- _TO DO_:
Produce a verbatim copy of the entries listed below.
── MATERIAL TO PROCESS ──
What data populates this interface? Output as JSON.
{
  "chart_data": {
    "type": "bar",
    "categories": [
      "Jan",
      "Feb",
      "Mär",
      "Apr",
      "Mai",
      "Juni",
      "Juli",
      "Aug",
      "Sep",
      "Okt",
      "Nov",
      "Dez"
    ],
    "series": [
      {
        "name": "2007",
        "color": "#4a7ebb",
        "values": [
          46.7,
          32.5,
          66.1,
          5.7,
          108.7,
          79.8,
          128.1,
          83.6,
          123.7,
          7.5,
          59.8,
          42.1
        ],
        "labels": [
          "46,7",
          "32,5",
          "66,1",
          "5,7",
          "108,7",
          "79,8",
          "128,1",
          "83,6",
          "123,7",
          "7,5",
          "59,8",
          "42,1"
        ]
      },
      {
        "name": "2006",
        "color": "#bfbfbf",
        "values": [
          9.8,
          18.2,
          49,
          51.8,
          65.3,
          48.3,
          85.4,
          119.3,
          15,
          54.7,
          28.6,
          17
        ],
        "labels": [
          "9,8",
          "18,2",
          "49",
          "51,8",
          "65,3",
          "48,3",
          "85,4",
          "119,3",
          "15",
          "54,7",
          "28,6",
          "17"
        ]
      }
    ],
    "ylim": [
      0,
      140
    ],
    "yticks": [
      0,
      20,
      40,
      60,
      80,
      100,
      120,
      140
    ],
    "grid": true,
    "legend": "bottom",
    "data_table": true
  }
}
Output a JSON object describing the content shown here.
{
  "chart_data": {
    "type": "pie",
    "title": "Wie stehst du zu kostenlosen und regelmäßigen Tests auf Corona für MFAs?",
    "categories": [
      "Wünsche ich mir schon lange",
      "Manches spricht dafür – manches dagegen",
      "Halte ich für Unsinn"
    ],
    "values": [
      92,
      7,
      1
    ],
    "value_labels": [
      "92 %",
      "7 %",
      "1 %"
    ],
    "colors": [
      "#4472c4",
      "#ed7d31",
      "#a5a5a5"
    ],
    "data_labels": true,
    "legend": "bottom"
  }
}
───
- _RESULT OF THIS TASK_:
What data populates this interface? Output as JSON.
{
  "chart_data": {
    "type": "bar",
    "categories": [
      "Jan",
      "Feb",
      "Mär",
      "Apr",
      "Mai",
      "Juni",
      "Juli",
      "Aug",
      "Sep",
      "Okt",
      "Nov",
      "Dez"
    ],
    "series": [
      {
        "name": "2007",
        "color": "#4a7ebb",
        "values": [
          46.7,
          32.5,
          66.1,
          5.7,
          108.7,
          79.8,
          128.1,
          83.6,
          123.7,
          7.5,
          59.8,
          42.1
        ],
        "labels": [
          "46,7",
          "32,5",
          "66,1",
          "5,7",
          "108,7",
          "79,8",
          "128,1",
          "83,6",
          "123,7",
          "7,5",
          "59,8",
          "42,1"
        ]
      },
      {
        "name": "2006",
        "color": "#bfbfbf",
        "values": [
          9.8,
          18.2,
          49,
          51.8,
          65.3,
          48.3,
          85.4,
          119.3,
          15,
          54.7,
          28.6,
          17
        ],
        "labels": [
          "9,8",
          "18,2",
          "49",
          "51,8",
          "65,3",
          "48,3",
          "85,4",
          "119,3",
          "15",
          "54,7",
          "28,6",
          "17"
        ]
      }
    ],
    "ylim": [
      0,
      140
    ],
    "yticks": [
      0,
      20,
      40,
      60,
      80,
      100,
      120,
      140
    ],
    "grid": true,
    "legend": "bottom",
    "data_table": true
  }
}
Output a JSON object describing the content shown here.
{
  "chart_data": {
    "type": "pie",
    "title": "Wie stehst du zu kostenlosen und regelmäßigen Tests auf Corona für MFAs?",
    "categories": [
      "Wünsche ich mir schon lange",
      "Manches spricht dafür – manches dagegen",
      "Halte ich für Unsinn"
    ],
    "values": [
      92,
      7,
      1
    ],
    "value_labels": [
      "92 %",
      "7 %",
      "1 %"
    ],
    "colors": [
      "#4472c4",
      "#ed7d31",
      "#a5a5a5"
    ],
    "data_labels": true,
    "legend": "bottom"
  }
}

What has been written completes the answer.